> [Your objective]: Copy, from the entries below, each line in which the string "related" appears.

[Dataset entries]
** Begin **

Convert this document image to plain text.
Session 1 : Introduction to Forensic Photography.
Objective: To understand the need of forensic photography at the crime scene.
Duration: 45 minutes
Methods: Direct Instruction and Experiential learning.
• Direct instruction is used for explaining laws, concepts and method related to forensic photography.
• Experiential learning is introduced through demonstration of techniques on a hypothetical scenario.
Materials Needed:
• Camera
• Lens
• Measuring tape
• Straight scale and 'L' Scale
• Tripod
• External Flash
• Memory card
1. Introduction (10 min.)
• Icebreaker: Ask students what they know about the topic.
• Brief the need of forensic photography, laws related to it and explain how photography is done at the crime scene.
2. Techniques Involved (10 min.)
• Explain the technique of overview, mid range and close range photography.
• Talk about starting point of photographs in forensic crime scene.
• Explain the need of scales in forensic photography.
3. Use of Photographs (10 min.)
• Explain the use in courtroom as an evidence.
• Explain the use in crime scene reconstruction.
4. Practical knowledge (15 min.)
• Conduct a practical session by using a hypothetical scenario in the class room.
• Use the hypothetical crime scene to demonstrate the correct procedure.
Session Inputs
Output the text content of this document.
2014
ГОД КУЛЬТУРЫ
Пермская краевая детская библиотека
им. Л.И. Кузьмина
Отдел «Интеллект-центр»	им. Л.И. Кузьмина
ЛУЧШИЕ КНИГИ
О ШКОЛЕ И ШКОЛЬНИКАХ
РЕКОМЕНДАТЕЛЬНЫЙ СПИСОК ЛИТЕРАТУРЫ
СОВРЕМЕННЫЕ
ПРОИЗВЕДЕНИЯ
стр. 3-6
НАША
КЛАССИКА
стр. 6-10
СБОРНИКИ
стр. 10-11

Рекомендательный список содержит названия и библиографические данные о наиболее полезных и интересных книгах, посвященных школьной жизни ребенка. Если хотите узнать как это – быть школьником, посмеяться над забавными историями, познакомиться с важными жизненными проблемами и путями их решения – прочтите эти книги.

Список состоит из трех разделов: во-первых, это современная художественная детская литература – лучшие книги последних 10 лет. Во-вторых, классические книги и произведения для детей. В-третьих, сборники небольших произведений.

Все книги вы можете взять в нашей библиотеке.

** End **

> [Finished exercise]:
• Direct instruction is used for explaining laws, concepts and method related to forensic photography.
• Brief the need of forensic photography, laws related to it and explain how photography is done at the crime scene.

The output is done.